• Your instructions:
Select the lines that hold the word "structured" and copy each one.

** Start of Material to process **

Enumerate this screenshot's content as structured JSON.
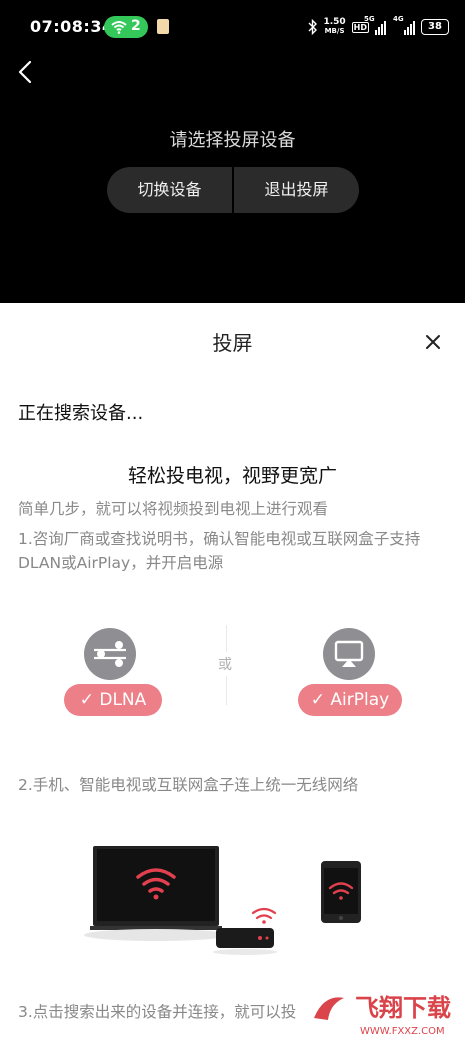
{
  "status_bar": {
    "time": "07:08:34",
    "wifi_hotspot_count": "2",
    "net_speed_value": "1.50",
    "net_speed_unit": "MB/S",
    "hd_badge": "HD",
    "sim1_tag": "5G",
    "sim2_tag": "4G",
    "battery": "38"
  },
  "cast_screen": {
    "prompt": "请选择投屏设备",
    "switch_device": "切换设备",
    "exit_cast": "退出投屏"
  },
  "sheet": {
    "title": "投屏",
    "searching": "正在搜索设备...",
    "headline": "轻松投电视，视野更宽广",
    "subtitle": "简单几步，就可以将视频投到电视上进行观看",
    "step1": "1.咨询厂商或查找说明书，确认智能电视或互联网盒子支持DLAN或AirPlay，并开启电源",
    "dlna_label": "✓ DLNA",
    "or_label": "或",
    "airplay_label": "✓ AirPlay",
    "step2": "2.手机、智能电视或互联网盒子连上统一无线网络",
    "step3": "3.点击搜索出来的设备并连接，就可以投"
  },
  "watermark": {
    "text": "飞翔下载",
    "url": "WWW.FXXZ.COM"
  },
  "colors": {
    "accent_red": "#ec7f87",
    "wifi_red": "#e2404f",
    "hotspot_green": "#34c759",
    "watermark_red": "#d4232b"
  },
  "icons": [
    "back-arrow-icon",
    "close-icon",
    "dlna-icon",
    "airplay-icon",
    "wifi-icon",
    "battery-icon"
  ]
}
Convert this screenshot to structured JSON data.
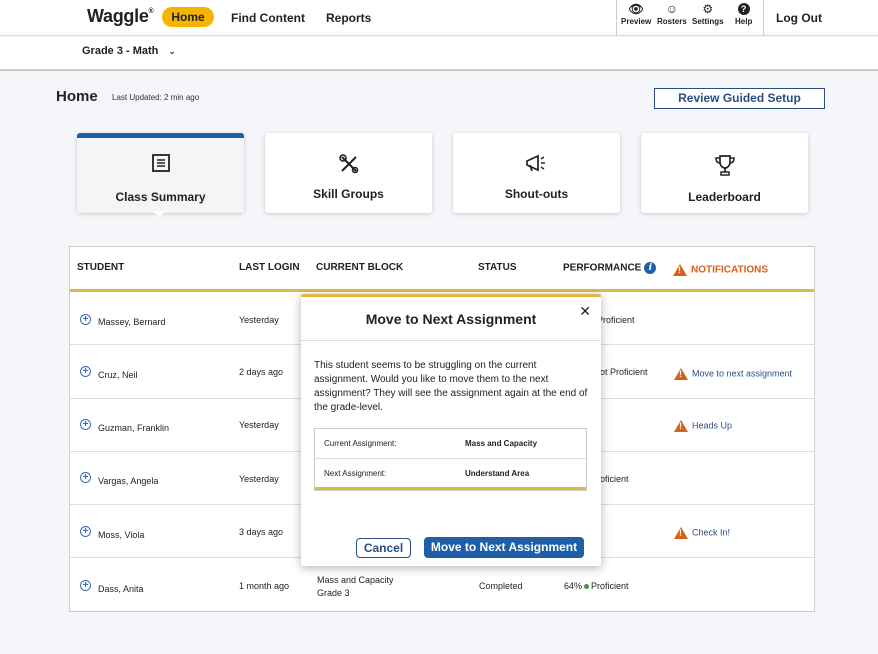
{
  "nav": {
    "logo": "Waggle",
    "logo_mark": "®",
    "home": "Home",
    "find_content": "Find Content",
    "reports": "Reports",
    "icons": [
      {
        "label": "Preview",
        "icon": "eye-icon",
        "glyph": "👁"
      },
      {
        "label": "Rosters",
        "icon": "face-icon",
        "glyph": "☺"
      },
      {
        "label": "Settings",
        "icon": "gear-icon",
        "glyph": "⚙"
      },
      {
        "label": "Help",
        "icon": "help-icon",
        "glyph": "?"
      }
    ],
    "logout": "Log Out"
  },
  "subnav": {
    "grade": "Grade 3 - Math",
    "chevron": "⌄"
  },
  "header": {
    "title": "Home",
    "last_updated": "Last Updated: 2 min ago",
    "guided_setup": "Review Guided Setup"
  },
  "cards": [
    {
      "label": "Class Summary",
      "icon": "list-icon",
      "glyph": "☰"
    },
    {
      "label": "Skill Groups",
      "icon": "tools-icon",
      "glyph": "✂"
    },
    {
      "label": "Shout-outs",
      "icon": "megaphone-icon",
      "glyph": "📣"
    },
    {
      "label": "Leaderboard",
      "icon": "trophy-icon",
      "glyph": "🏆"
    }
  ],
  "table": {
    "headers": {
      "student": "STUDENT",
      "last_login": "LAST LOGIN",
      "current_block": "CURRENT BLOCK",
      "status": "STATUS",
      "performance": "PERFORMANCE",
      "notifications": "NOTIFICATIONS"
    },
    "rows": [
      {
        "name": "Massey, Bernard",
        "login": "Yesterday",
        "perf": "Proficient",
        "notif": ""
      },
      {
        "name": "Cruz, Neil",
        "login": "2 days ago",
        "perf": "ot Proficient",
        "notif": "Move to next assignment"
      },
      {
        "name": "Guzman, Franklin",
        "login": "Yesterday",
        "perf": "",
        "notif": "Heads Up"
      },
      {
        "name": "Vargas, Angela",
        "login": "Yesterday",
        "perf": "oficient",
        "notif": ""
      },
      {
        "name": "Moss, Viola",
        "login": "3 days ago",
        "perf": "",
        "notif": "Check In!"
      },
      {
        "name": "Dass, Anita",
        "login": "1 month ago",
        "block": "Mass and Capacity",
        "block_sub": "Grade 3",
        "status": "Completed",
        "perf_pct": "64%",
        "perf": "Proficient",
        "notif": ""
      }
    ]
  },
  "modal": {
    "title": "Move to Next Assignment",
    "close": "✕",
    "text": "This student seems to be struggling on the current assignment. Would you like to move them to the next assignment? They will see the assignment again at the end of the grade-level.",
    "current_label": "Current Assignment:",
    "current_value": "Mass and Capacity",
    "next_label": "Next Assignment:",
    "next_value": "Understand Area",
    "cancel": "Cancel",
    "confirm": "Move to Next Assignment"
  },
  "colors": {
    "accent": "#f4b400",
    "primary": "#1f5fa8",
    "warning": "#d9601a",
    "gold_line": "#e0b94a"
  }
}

** End of Material to process **
** Start of Material to process **

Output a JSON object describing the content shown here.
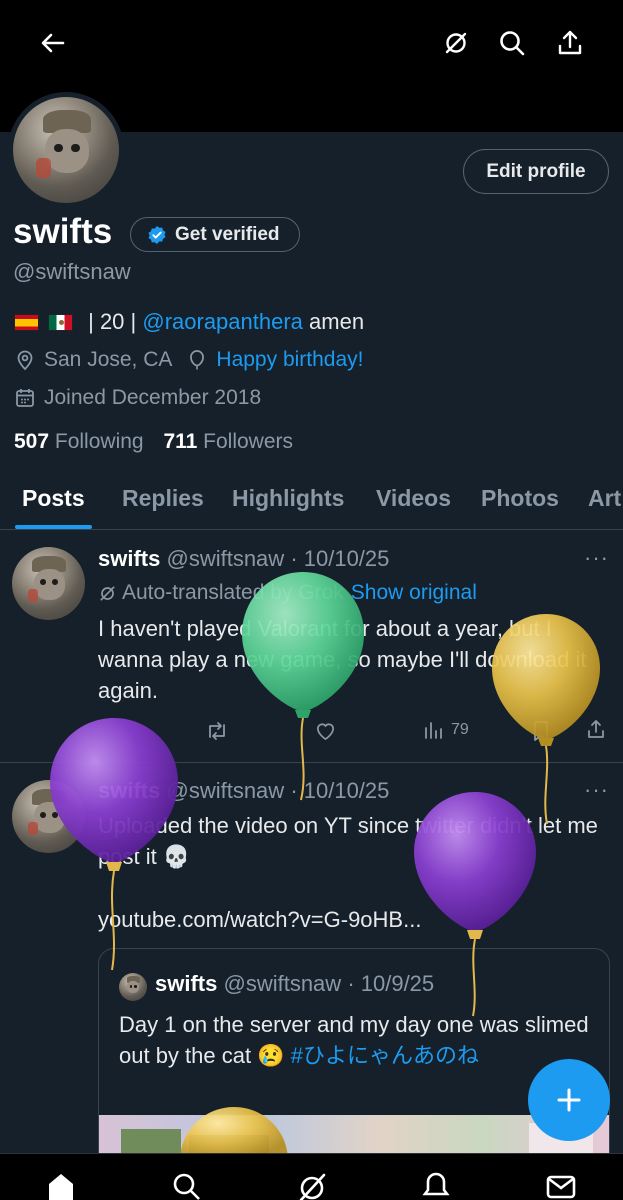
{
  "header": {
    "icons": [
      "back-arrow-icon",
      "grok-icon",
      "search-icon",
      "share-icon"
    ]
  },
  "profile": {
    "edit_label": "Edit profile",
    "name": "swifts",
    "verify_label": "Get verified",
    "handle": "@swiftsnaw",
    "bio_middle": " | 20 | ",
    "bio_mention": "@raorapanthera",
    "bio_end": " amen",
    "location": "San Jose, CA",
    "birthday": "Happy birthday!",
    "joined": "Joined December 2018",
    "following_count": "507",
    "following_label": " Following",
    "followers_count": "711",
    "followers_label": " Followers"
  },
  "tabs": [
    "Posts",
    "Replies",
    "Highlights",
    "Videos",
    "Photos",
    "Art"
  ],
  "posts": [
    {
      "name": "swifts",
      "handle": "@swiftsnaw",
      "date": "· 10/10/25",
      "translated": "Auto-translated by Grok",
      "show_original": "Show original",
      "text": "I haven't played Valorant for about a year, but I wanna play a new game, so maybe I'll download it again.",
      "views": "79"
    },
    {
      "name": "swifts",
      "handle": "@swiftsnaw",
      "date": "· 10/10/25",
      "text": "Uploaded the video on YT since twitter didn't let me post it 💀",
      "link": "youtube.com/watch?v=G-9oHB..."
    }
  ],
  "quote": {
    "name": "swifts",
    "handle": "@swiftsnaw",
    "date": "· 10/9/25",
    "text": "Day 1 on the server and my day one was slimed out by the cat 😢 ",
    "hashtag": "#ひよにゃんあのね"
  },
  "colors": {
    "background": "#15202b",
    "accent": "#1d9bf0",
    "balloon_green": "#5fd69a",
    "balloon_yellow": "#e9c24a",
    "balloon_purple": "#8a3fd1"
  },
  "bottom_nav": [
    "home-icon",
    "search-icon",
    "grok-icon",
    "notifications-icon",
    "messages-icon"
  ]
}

** End of Material to process **
** Start of Material to process **

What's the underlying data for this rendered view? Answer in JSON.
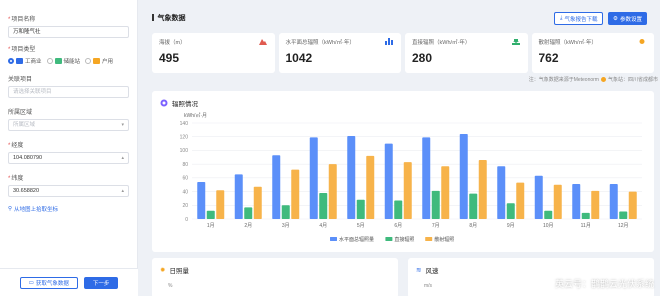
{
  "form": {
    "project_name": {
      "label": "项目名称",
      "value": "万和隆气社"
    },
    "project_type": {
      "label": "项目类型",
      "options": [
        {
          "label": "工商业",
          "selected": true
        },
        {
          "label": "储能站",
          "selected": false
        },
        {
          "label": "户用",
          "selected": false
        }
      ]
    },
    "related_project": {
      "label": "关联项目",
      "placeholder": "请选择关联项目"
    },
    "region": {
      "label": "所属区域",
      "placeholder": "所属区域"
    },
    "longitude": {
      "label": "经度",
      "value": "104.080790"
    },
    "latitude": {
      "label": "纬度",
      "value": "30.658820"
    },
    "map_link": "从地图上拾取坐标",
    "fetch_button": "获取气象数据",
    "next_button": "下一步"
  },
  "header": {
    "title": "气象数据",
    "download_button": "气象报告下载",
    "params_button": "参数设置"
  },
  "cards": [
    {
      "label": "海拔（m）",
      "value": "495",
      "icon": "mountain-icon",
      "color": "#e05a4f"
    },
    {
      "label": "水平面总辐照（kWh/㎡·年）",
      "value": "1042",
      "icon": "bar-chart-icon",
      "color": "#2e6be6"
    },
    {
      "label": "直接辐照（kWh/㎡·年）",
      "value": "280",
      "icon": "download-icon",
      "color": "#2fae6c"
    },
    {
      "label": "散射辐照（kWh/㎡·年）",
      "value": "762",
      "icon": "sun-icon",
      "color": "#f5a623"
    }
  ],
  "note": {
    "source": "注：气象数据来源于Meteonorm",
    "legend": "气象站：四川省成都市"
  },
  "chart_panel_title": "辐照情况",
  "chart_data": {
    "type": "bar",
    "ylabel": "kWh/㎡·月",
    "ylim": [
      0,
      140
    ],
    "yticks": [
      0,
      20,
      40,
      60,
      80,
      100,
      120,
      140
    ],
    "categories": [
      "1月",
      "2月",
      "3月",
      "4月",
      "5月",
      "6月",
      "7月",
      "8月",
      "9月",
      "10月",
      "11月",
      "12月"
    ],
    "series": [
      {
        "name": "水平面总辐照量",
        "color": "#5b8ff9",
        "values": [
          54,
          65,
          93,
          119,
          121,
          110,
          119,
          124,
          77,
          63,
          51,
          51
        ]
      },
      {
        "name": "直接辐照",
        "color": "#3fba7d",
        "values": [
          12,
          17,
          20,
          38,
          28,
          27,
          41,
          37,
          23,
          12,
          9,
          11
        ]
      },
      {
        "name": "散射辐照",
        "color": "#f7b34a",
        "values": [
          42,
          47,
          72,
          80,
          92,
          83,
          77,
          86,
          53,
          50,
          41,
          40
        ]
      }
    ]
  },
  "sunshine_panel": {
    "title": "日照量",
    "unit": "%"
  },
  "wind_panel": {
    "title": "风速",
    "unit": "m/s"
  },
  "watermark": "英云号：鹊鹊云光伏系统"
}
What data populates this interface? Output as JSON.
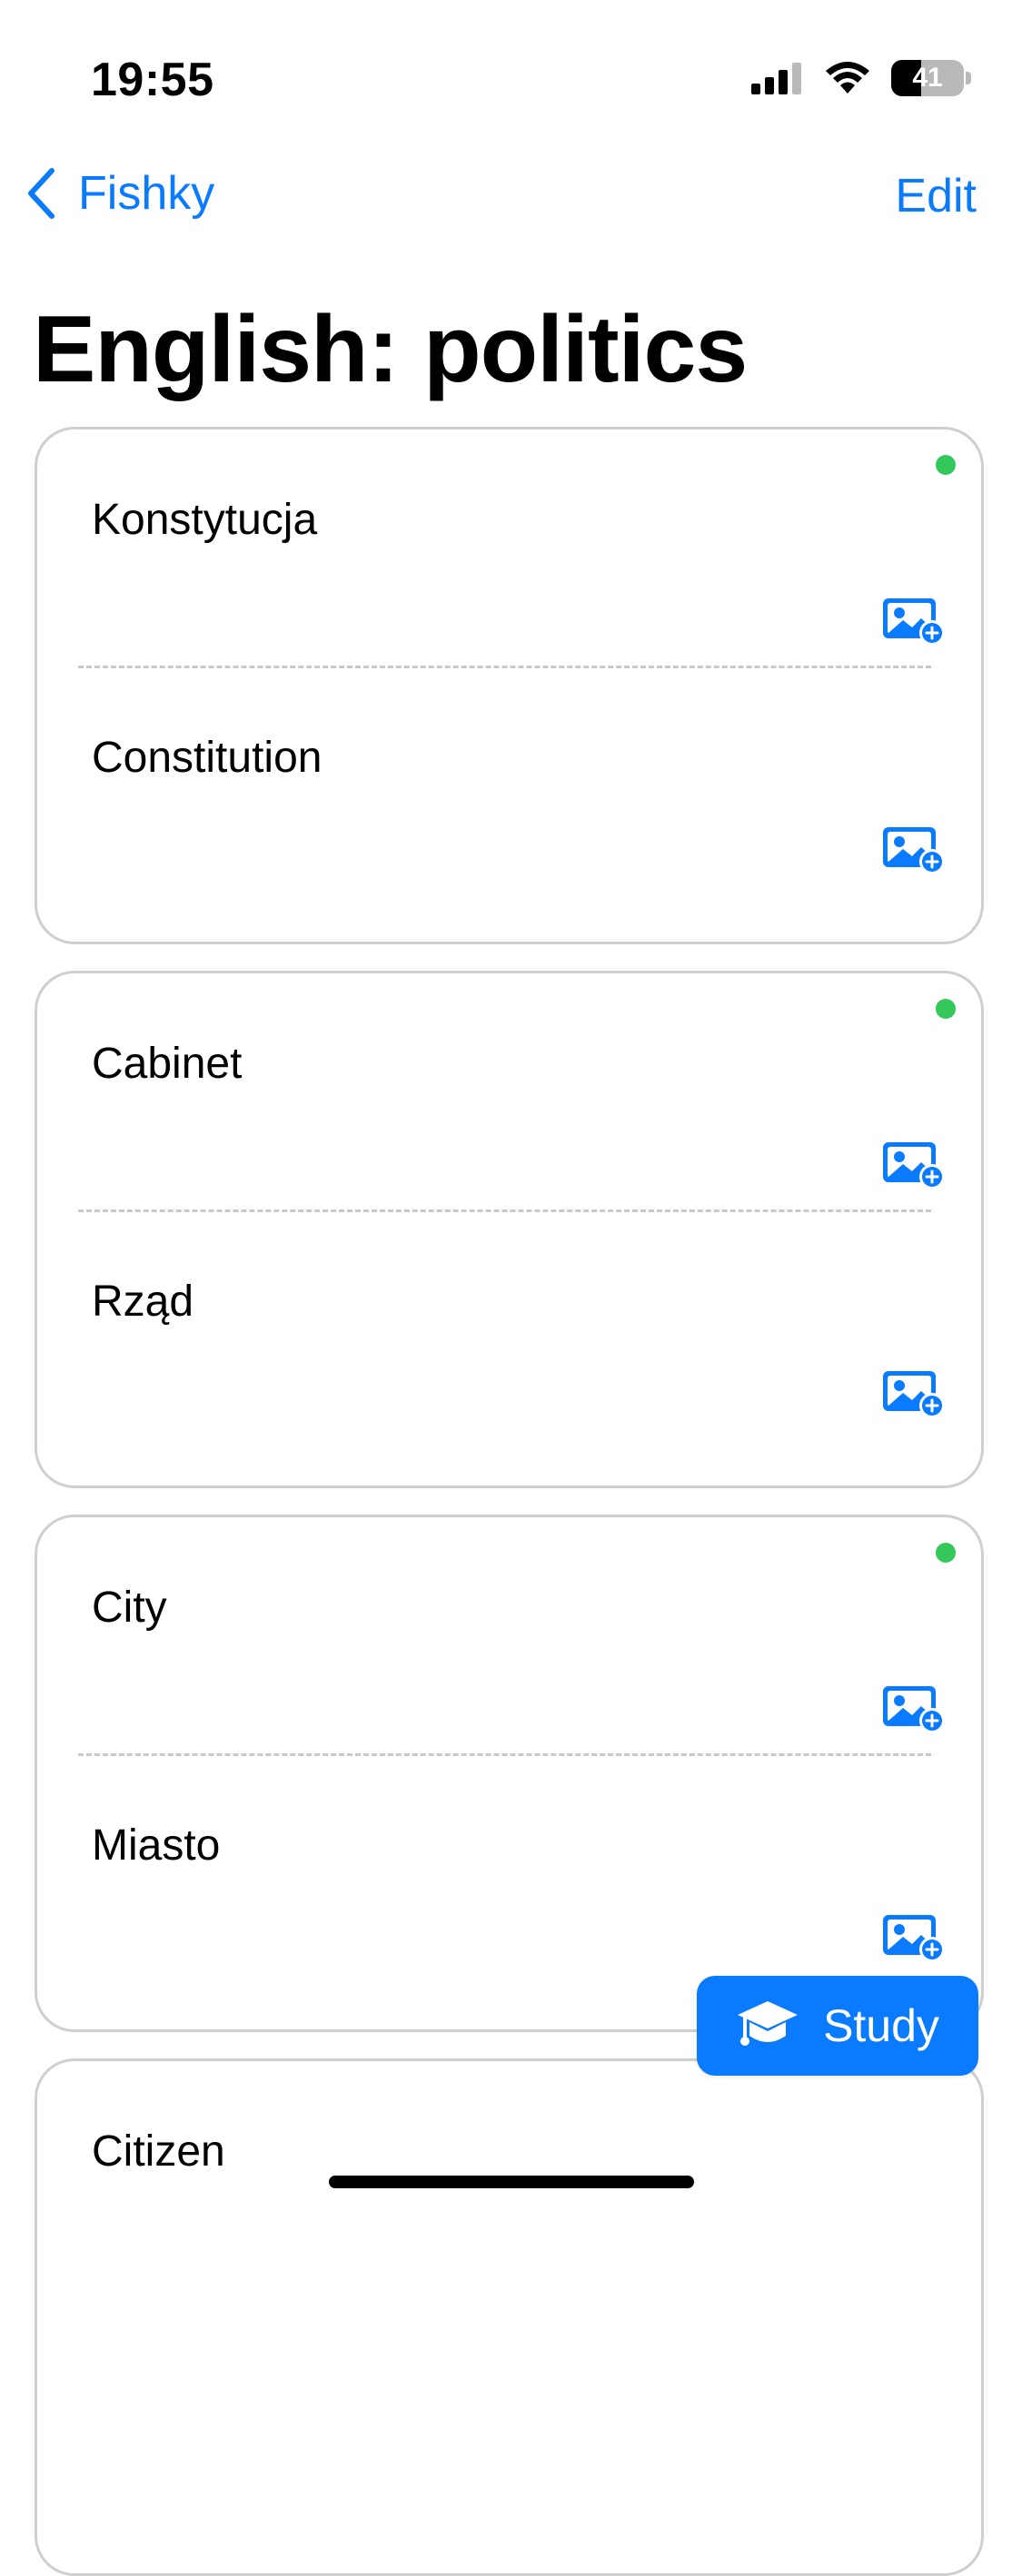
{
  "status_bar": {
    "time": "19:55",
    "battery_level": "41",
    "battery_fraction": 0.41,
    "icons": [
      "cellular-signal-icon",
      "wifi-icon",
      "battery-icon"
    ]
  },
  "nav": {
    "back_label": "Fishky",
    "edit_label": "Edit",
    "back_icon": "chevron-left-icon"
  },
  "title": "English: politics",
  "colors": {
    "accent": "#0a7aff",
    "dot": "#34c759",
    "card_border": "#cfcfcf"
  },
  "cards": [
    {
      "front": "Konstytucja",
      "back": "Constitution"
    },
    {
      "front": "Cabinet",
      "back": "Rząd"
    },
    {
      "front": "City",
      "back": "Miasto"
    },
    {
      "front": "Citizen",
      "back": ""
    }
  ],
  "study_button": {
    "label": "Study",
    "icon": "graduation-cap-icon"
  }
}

** End of Material to process **

• Answer to this problem:
Enumerate this screenshot's content as structured JSON.
Convert this screenshot to structured JSON data.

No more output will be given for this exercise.